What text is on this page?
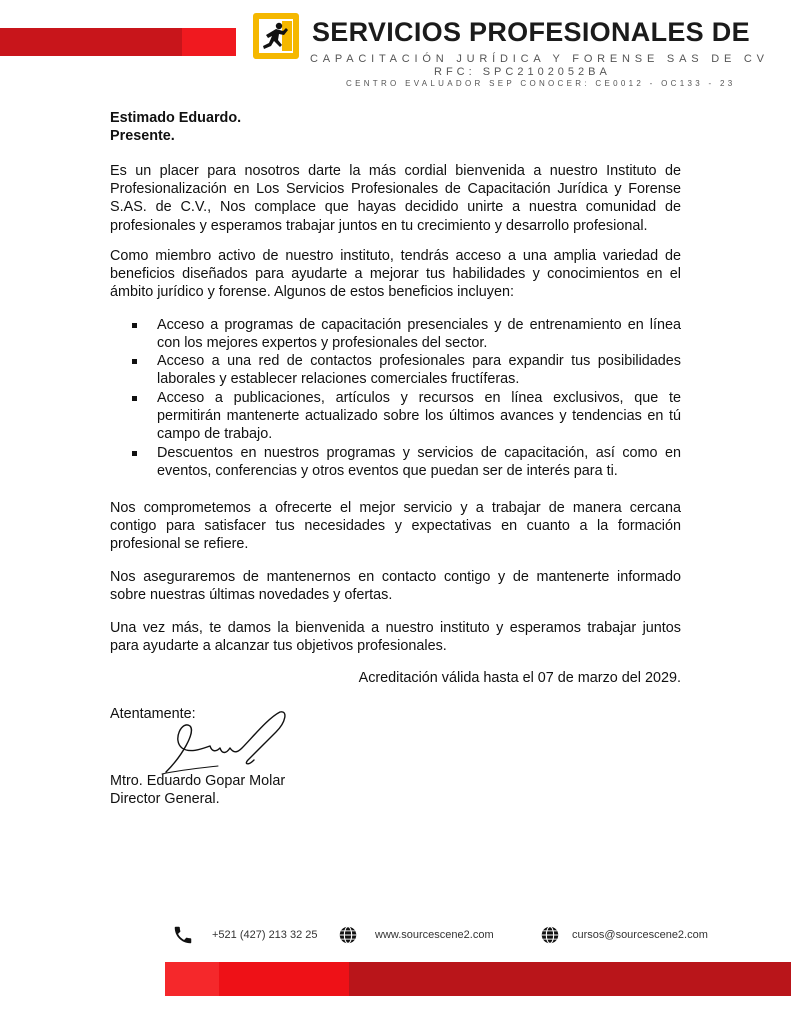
SERVICIOS PROFESIONALES DE
CAPACITACIÓN JURÍDICA Y FORENSE SAS DE CV
RFC: SPC2102052BA
CENTRO EVALUADOR SEP CONOCER: CE0012 - OC133 - 23
Estimado Eduardo.
Presente.
Es un placer para nosotros darte la más cordial bienvenida a nuestro Instituto de Profesionalización en Los Servicios Profesionales de Capacitación Jurídica y Forense S.AS. de C.V., Nos complace que hayas decidido unirte a nuestra comunidad de profesionales y esperamos trabajar juntos en tu crecimiento y desarrollo profesional.
Como miembro activo de nuestro instituto, tendrás acceso a una amplia variedad de beneficios diseñados para ayudarte a mejorar tus habilidades y conocimientos en el ámbito jurídico y forense. Algunos de estos beneficios incluyen:
Acceso a programas de capacitación presenciales y de entrenamiento en línea con los mejores expertos y profesionales del sector.
Acceso a una red de contactos profesionales para expandir tus posibilidades laborales y establecer relaciones comerciales fructíferas.
Acceso a publicaciones, artículos y recursos en línea exclusivos, que te permitirán mantenerte actualizado sobre los últimos avances y tendencias en tú campo de trabajo.
Descuentos en nuestros programas y servicios de capacitación, así como en eventos, conferencias y otros eventos que puedan ser de interés para ti.
Nos comprometemos a ofrecerte el mejor servicio y a trabajar de manera cercana contigo para satisfacer tus necesidades y expectativas en cuanto a la formación profesional se refiere.
Nos aseguraremos de mantenernos en contacto contigo y de mantenerte informado sobre nuestras últimas novedades y ofertas.
Una vez más, te damos la bienvenida a nuestro instituto y esperamos trabajar juntos para ayudarte a alcanzar tus objetivos profesionales.
Acreditación válida hasta el 07 de marzo del 2029.
Atentamente:
Mtro. Eduardo Gopar Molar
Director General.
+521 (427) 213 32 25	www.sourcescene2.com	cursos@sourcescene2.com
◇ ◇ ◇ ◇ ◇
### PROBLEM
Retype every entry verbatim and exclude the pictures from the copy.

### SOLUTION
What text is on this page?
SERVICIOS PROFESIONALES DE
CAPACITACIÓN JURÍDICA Y FORENSE SAS DE CV
RFC: SPC2102052BA
CENTRO EVALUADOR SEP CONOCER: CE0012 - OC133 - 23
Estimado Eduardo.
Presente.
Es un placer para nosotros darte la más cordial bienvenida a nuestro Instituto de Profesionalización en Los Servicios Profesionales de Capacitación Jurídica y Forense S.AS. de C.V., Nos complace que hayas decidido unirte a nuestra comunidad de profesionales y esperamos trabajar juntos en tu crecimiento y desarrollo profesional.
Como miembro activo de nuestro instituto, tendrás acceso a una amplia variedad de beneficios diseñados para ayudarte a mejorar tus habilidades y conocimientos en el ámbito jurídico y forense. Algunos de estos beneficios incluyen:
Acceso a programas de capacitación presenciales y de entrenamiento en línea con los mejores expertos y profesionales del sector.
Acceso a una red de contactos profesionales para expandir tus posibilidades laborales y establecer relaciones comerciales fructíferas.
Acceso a publicaciones, artículos y recursos en línea exclusivos, que te permitirán mantenerte actualizado sobre los últimos avances y tendencias en tú campo de trabajo.
Descuentos en nuestros programas y servicios de capacitación, así como en eventos, conferencias y otros eventos que puedan ser de interés para ti.
Nos comprometemos a ofrecerte el mejor servicio y a trabajar de manera cercana contigo para satisfacer tus necesidades y expectativas en cuanto a la formación profesional se refiere.
Nos aseguraremos de mantenernos en contacto contigo y de mantenerte informado sobre nuestras últimas novedades y ofertas.
Una vez más, te damos la bienvenida a nuestro instituto y esperamos trabajar juntos para ayudarte a alcanzar tus objetivos profesionales.
Acreditación válida hasta el 07 de marzo del 2029.
Atentamente:
Mtro. Eduardo Gopar Molar
Director General.
+521 (427) 213 32 25	www.sourcescene2.com	cursos@sourcescene2.com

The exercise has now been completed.